▶ REQUIRED TASK
From the line that has "Convert this document image to plain text." down to the final line of the listing below, transcribe every line exactly, and only those.
------------------------------------
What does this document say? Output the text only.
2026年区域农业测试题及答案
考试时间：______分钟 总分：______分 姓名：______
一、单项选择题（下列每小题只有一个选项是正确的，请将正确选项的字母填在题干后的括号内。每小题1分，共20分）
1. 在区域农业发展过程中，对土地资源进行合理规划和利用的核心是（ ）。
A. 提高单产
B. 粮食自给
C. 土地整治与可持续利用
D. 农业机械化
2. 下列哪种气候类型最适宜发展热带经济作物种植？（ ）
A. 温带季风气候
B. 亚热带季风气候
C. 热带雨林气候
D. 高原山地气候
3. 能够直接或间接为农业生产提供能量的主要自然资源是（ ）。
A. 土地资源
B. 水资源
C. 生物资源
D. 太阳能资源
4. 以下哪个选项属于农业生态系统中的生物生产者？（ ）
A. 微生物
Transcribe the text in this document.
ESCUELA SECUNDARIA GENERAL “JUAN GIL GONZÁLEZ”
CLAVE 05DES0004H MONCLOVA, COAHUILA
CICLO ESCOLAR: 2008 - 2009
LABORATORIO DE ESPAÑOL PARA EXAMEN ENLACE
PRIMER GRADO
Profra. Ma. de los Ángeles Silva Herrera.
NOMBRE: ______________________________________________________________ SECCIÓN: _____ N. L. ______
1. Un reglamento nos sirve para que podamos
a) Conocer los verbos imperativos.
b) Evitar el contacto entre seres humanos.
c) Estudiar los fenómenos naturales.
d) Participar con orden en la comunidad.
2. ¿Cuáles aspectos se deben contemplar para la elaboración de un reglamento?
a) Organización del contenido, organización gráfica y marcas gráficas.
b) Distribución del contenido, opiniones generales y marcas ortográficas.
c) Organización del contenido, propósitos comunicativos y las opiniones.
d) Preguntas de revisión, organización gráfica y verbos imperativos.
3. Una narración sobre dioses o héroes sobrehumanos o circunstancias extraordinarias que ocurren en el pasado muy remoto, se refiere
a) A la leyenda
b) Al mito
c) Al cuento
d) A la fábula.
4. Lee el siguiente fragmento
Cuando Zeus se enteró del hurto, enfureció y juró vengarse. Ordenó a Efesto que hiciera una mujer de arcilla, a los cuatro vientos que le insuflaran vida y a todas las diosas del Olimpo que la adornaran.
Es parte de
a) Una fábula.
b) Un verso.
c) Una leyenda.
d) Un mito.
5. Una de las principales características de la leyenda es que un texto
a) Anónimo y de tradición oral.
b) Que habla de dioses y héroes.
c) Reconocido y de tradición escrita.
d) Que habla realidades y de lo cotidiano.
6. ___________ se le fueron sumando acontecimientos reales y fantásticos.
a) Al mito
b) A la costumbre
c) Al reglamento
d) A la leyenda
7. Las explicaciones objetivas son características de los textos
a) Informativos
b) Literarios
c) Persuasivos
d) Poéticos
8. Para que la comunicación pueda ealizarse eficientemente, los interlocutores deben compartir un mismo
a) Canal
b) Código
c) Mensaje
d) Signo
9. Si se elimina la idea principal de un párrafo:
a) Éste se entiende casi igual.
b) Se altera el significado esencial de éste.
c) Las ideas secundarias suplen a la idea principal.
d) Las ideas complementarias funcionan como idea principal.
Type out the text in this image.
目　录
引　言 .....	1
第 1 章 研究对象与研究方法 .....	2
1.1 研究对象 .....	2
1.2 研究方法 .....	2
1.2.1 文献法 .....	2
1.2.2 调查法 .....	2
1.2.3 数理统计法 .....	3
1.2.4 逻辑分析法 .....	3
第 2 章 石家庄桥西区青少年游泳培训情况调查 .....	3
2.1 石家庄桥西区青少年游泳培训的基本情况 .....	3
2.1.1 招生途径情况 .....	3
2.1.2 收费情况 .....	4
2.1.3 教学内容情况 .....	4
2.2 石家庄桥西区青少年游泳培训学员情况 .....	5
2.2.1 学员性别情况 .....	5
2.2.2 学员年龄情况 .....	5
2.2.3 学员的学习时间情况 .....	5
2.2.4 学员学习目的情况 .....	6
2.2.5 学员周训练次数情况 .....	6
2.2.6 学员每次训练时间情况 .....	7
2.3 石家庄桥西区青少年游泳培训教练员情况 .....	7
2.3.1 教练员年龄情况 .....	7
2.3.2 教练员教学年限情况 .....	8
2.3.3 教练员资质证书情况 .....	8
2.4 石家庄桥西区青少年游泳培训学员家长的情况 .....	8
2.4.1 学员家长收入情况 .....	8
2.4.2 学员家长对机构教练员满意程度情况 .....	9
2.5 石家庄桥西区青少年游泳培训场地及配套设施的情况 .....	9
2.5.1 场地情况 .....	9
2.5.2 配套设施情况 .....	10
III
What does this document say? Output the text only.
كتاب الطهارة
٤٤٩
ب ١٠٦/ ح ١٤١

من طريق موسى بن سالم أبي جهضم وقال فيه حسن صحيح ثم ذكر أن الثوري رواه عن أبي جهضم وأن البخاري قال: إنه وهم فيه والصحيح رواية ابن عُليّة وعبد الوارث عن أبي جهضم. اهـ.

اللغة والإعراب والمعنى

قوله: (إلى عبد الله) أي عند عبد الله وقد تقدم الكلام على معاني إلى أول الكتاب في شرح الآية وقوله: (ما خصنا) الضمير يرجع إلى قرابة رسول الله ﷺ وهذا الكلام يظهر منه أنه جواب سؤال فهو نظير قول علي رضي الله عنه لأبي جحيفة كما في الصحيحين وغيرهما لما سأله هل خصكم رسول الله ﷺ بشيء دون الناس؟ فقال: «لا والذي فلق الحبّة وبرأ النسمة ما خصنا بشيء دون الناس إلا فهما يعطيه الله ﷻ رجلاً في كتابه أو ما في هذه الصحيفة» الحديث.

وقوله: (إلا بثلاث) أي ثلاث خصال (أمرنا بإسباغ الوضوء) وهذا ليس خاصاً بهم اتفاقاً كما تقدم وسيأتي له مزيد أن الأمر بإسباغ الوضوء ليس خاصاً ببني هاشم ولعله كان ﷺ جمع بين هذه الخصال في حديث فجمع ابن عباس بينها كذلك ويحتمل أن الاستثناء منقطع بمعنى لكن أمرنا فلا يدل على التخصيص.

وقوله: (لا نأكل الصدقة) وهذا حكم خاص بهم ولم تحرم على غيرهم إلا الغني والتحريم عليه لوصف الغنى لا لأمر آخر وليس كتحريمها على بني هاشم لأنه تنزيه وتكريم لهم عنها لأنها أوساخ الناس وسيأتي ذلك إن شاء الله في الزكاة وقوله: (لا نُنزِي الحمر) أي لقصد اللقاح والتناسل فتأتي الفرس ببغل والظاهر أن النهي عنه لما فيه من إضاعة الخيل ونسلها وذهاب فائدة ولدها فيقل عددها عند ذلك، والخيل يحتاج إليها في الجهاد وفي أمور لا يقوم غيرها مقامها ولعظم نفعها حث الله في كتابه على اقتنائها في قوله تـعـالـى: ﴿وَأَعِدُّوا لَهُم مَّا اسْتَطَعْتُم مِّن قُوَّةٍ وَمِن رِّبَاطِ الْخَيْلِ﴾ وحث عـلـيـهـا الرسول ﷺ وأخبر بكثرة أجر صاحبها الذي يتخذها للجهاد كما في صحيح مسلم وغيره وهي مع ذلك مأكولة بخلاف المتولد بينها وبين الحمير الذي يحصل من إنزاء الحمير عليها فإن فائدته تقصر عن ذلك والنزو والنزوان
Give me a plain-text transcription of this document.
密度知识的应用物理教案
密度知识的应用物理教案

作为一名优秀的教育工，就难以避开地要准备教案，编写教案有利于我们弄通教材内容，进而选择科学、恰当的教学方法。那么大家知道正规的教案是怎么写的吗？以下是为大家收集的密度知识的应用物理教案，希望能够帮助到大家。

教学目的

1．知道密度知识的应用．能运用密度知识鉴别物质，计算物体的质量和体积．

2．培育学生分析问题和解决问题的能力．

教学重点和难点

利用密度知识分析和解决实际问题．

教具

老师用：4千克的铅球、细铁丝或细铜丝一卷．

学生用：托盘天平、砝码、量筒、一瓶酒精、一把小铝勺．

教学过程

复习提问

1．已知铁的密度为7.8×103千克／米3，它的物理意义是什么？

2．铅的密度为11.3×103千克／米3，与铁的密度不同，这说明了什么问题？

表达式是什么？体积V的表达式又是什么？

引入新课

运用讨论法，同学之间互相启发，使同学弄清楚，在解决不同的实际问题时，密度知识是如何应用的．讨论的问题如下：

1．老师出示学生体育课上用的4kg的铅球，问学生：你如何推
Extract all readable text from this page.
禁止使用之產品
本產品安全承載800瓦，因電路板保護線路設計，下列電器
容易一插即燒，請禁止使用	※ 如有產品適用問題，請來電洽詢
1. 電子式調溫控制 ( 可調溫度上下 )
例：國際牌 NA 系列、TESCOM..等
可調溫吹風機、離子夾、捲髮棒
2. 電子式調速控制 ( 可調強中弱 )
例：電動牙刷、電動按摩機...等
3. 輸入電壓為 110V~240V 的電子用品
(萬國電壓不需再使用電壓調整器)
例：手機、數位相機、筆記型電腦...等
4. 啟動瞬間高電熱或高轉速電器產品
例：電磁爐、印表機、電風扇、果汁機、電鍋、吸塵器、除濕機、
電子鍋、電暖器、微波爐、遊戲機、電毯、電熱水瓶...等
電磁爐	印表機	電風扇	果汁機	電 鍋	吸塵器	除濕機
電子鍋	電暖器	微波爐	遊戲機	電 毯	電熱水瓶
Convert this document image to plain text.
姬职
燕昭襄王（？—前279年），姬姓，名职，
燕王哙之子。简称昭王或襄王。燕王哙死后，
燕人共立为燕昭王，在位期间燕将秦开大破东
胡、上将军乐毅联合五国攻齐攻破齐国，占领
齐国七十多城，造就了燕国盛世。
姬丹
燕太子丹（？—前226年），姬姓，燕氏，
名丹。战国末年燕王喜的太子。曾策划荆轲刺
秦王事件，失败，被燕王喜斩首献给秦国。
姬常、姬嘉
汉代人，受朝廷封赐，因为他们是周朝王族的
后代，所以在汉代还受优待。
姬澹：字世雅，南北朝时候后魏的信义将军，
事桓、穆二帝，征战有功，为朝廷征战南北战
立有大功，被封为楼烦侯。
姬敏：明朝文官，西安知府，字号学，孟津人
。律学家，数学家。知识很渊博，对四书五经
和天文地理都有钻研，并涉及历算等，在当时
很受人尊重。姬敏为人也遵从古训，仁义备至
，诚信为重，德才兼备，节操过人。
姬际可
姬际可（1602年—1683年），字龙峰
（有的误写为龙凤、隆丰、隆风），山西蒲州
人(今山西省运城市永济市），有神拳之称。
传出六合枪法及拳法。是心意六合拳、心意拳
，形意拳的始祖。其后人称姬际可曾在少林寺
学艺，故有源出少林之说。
------------------------------------
▶ WRITTEN RESPONSE
Convert this document image to plain text.
姬职
燕昭襄王（？—前279年），姬姓，名职，
燕王哙之子。简称昭王或襄王。燕王哙死后，
燕人共立为燕昭王，在位期间燕将秦开大破东
胡、上将军乐毅联合五国攻齐攻破齐国，占领
齐国七十多城，造就了燕国盛世。
姬丹
燕太子丹（？—前226年），姬姓，燕氏，
名丹。战国末年燕王喜的太子。曾策划荆轲刺
秦王事件，失败，被燕王喜斩首献给秦国。
姬常、姬嘉
汉代人，受朝廷封赐，因为他们是周朝王族的
后代，所以在汉代还受优待。
姬澹：字世雅，南北朝时候后魏的信义将军，
事桓、穆二帝，征战有功，为朝廷征战南北战
立有大功，被封为楼烦侯。
姬敏：明朝文官，西安知府，字号学，孟津人
。律学家，数学家。知识很渊博，对四书五经
和天文地理都有钻研，并涉及历算等，在当时
很受人尊重。姬敏为人也遵从古训，仁义备至
，诚信为重，德才兼备，节操过人。
姬际可
姬际可（1602年—1683年），字龙峰
（有的误写为龙凤、隆丰、隆风），山西蒲州
人(今山西省运城市永济市），有神拳之称。
传出六合枪法及拳法。是心意六合拳、心意拳
，形意拳的始祖。其后人称姬际可曾在少林寺
学艺，故有源出少林之说。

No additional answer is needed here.